Drexel University's plan to name its law school for plaintiff's lawyer Thomas R. Kline, for his pledge of $50 million in cash and real estate, is the second time that school has sold naming rights.

In 2008, Drexel said the law school would be named for 1959 grad Earle I. Mack, the real estate mogul who ran Mack-Cali Realty Corp., in exchange for Mack's pledge of a $15 million matching grant, once Drexel found a second $15 million.

The recession hammered charities and law school enrollments. Still, Mack went ahead and gave Drexel $4 million in 2010, according to his foundation's tax returns. Mack also made smaller gifts to Drexel totaling at least $180,000 in 2009-12.

But last December, Drexel and Mack agreed to take his name off the school. In a polite statement citing "the unprecedented economic pressures facing law schools today," they agreed "a change is warranted in order for Drexel University to attract other major benefactors to the Law School."

"Mr. Mack would like to say he greatly admires the job that President [John] Fry and the distinguished faculty have done for the law school," Marcia Horowitz, a representative of the foundation, told me earlier this year. Neither the foundation nor Drexel spokeswoman Niki Gianakaris would confirm how much Mack money ended up at the law school.

How often does this kind of thing happen in Philadelphia, whose biggest employers - colleges and hospitals - are more dependent on charity than in most big towns?

Hard to know: Though it's tough to say nothing when they're prying a guy's name off a building and a nest of websites, the same donors and grantees who gaily publicize million-dollar promises do try to zip up quiet when charitable marriages fail.

For example: In 2005, University of Pennsylvania president Amy Gutmann announced that law school dean Michael A. Fitts would be honored by a $1 million gift to start the Nevels-Fitts Scholarship program, funded by James E. Nevels, a double-degree Penn grad who is chairman of Swarthmore Group, a stock-picking firm that counted Pennsylvania state and local government agencies as clients. Nevels also headed the state-controlled School Reform Commission, charged with turning around Philadelphia public schools.

WHAT TO DO –
a: Sum up the article on Drexel's law school name in two sentences.
b: Reproduce the passage of the article on Drexel's law school name that begins at the words "The recession hammered" and stops after "least $180,000 in 2009-12.".
c: Write what comes next in the article on Drexel's law school name, starting after its last sentence.

[Document understanding data]
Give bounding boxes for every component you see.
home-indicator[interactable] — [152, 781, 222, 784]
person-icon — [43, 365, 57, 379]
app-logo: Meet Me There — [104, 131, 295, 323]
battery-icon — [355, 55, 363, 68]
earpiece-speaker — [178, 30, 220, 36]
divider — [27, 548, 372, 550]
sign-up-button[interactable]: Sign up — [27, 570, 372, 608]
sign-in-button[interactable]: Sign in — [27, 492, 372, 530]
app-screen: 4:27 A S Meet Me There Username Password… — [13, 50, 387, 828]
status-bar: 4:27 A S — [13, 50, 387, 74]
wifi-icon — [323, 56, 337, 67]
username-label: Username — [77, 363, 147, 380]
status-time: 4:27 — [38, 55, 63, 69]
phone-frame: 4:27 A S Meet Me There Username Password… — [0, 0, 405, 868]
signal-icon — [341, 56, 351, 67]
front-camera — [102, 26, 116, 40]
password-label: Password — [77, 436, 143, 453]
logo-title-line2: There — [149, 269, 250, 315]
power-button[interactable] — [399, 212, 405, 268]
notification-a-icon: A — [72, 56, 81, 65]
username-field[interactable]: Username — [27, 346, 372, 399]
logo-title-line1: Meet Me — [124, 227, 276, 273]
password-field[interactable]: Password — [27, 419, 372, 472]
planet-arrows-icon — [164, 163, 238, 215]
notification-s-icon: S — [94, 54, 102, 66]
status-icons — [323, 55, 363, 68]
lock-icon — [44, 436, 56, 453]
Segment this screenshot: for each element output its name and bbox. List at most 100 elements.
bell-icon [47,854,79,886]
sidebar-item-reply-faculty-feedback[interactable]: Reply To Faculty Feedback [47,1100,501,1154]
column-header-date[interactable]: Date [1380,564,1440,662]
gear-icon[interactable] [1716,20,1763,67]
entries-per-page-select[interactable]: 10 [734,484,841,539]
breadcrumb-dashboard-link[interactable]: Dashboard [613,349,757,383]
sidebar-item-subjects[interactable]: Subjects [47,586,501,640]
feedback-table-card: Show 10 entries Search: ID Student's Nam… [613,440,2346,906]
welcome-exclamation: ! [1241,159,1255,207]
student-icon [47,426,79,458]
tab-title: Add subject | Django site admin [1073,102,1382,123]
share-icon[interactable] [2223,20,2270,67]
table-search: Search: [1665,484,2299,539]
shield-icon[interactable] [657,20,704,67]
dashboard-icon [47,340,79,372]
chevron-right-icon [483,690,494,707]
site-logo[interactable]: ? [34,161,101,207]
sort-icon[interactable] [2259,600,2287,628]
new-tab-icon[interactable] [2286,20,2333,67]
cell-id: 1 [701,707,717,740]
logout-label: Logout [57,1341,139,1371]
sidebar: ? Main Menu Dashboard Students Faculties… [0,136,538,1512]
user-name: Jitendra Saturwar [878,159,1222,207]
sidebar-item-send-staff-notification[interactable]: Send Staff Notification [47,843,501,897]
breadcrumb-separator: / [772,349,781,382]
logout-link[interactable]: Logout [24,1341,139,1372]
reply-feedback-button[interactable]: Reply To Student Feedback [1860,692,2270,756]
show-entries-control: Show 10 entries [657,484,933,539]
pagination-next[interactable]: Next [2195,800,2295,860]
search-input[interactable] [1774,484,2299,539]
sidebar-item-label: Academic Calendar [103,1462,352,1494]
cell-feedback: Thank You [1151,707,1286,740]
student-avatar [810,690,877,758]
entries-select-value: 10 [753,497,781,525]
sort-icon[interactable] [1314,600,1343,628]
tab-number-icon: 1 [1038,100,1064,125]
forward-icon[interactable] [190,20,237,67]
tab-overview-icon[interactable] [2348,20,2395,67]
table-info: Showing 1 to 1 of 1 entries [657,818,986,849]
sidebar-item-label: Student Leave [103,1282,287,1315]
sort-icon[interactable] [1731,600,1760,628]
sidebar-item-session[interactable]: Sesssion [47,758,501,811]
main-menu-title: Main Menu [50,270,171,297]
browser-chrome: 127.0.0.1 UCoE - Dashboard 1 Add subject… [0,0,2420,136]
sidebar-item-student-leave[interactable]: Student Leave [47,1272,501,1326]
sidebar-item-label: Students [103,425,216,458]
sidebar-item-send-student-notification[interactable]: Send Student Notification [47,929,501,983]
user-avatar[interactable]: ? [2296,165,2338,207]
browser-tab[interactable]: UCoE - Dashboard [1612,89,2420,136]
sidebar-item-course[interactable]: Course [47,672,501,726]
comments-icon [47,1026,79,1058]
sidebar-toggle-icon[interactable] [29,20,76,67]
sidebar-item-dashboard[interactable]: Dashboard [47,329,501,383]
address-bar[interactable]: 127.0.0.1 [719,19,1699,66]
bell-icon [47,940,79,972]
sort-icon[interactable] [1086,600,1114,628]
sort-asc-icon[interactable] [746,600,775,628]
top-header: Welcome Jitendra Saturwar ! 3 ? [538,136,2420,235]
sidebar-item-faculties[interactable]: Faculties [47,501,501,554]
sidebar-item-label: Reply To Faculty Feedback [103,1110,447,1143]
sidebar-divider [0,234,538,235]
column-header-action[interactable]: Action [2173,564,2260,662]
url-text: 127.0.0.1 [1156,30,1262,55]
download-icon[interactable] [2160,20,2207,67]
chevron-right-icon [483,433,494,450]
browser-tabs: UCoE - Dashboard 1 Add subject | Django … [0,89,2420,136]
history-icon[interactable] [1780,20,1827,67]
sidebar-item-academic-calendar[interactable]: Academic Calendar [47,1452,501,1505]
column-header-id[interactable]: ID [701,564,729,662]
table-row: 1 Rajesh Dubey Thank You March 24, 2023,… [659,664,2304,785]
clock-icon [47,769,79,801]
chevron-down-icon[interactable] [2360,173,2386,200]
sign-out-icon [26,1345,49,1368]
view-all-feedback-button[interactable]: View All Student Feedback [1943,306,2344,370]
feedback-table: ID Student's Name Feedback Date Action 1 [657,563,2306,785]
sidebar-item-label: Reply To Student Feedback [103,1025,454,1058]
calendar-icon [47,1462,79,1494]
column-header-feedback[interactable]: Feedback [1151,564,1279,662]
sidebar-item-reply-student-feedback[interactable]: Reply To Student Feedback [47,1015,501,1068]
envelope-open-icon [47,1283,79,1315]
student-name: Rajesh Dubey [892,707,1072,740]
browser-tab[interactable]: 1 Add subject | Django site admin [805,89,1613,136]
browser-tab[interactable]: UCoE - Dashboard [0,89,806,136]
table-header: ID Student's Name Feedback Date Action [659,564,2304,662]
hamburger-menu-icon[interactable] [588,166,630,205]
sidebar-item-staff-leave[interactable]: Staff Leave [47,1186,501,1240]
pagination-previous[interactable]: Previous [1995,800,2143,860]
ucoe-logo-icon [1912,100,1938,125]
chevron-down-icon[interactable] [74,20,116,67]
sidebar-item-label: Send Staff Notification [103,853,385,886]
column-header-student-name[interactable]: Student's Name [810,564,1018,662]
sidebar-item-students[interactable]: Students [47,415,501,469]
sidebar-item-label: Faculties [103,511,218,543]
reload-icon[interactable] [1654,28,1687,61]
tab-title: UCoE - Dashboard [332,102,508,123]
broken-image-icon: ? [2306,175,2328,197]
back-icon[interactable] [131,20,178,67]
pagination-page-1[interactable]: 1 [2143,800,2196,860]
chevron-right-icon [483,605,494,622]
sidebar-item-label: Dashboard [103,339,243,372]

RESPONSE LIST –
a: Drexel University plans to name its law school for plaintiff's lawyer Thomas R. Kline in return for his $50 million pledge of cash and real estate, the second time it has sold the school's naming rights. In 2008 it had named the school for Earle I. Mack over a $15 million matching pledge, but after Mack gave $4 million and smaller gifts, Drexel and Mack agreed last December to take his name off, citing the economic pressures facing law schools.

b:
The recession hammered charities and law school enrollments. Still, Mack went ahead and gave Drexel $4 million in 2010, according to his foundation's tax returns. Mack also made smaller gifts to Drexel totaling at least $180,000 in 2009-12.

c:
"As the first person in my family to attend college, I feel I owe a great debt to Penn Law School, which paved the way for my subsequent success," Nevels said in a statement at the time. "The least I can do is help others gain the same advantage that a Penn education afforded me."

But by the time Fitts left Penn to run Tulane University in the spring, the Fitts-Nevels scholarships that were to be his legacy had yet to be set up. A longtime Penn official who asked not to be named told me Nevels had not made good on his pledge; neither Penn spokesman Ronald Ozio nor law school spokesman Steve Barnes would say what happened to the scholarships.

Nor would Nevels. "He does not discuss his philanthropic activities," Swarthmore marketing manager Erin Lockard told me. However, Nevels' initial pledge to fund the scholarships, and all of the nice things Penn officials said about him then, remains online at the Penn and Penn Law websites.

The lack of follow-through doesn't seem to have hurt Nevels professionally. While Swarthmore Group is smaller than it used to be, Nevels has gone on to chair the boards of two key Pennsylvania institutions: Hershey Co. and the Federal Reserve Bank of Philadelphia.